EXERCISE BRIEF:
From the records, pick out and copy each line containing "icon".
BEGIN SUPPLIED INFORMATION
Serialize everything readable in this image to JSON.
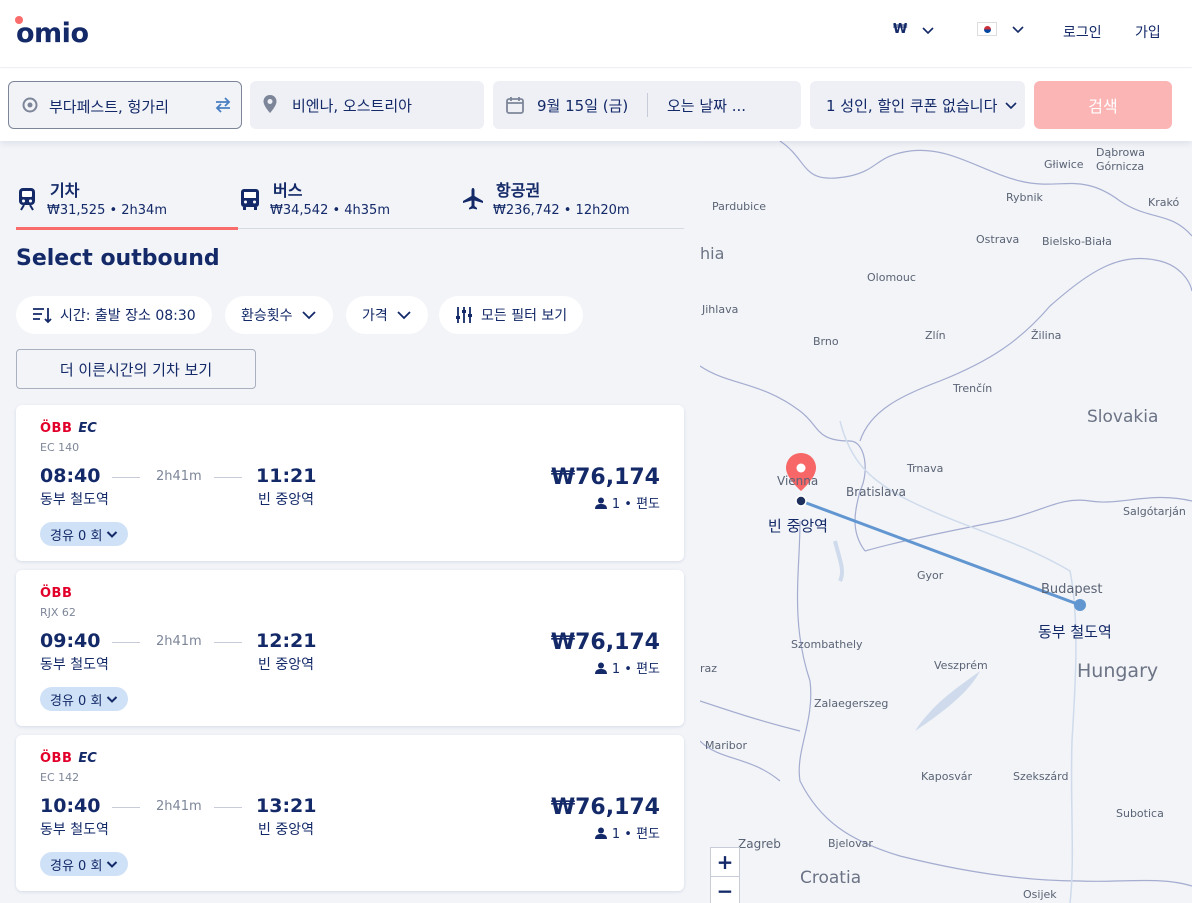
{
  "header": {
    "logo": "omio",
    "currency": "₩",
    "login": "로그인",
    "signup": "가입"
  },
  "search": {
    "origin": "부다페스트, 헝가리",
    "destination": "비엔나, 오스트리아",
    "date": "9월 15일 (금)",
    "return": "오는 날짜 ...",
    "passengers": "1 성인, 할인 쿠폰 없습니다",
    "button": "검색"
  },
  "tabs": [
    {
      "name": "기차",
      "meta": "₩31,525 • 2h34m",
      "icon": "train-icon"
    },
    {
      "name": "버스",
      "meta": "₩34,542 • 4h35m",
      "icon": "bus-icon"
    },
    {
      "name": "항공권",
      "meta": "₩236,742 • 12h20m",
      "icon": "plane-icon"
    }
  ],
  "heading": "Select outbound",
  "filters": {
    "time": "시간: 출발 장소 08:30",
    "transfers": "환승횟수",
    "price": "가격",
    "all": "모든 필터 보기"
  },
  "earlier_button": "더 이른시간의 기차 보기",
  "results": [
    {
      "brand": "ÖBB",
      "ec": "EC",
      "code": "EC 140",
      "dep": "08:40",
      "arr": "11:21",
      "dur": "2h41m",
      "dep_station": "동부 철도역",
      "arr_station": "빈 중앙역",
      "price": "₩76,174",
      "pax": "1 • 편도",
      "stops": "경유 0 회"
    },
    {
      "brand": "ÖBB",
      "ec": "",
      "code": "RJX 62",
      "dep": "09:40",
      "arr": "12:21",
      "dur": "2h41m",
      "dep_station": "동부 철도역",
      "arr_station": "빈 중앙역",
      "price": "₩76,174",
      "pax": "1 • 편도",
      "stops": "경유 0 회"
    },
    {
      "brand": "ÖBB",
      "ec": "EC",
      "code": "EC 142",
      "dep": "10:40",
      "arr": "13:21",
      "dur": "2h41m",
      "dep_station": "동부 철도역",
      "arr_station": "빈 중앙역",
      "price": "₩76,174",
      "pax": "1 • 편도",
      "stops": "경유 0 회"
    }
  ],
  "map": {
    "cities": [
      "Głiwice",
      "Dąbrowa",
      "Górnicza",
      "Pardubice",
      "Rybnik",
      "Krakó",
      "hia",
      "Ostrava",
      "Bielsko-Biała",
      "Olomouc",
      "Jihlava",
      "Zlín",
      "Brno",
      "Žilina",
      "Trenčín",
      "Trnava",
      "Vienna",
      "Bratislava",
      "Salgótarján",
      "Gyor",
      "Budapest",
      "raz",
      "Szombathely",
      "Veszprém",
      "Zalaegerszeg",
      "Maribor",
      "Kaposvár",
      "Szekszárd",
      "Subotica",
      "Zagreb",
      "Bjelovar",
      "Osijek"
    ],
    "countries": [
      "Slovakia",
      "Hungary",
      "Croatia"
    ],
    "station_origin": "동부 철도역",
    "station_dest": "빈 중앙역",
    "zoom_in": "+",
    "zoom_out": "−"
  }
}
END SUPPLIED INFORMATION
WRITTEN RESPONSE:
      "icon": "train-icon"
      "icon": "bus-icon"
      "icon": "plane-icon"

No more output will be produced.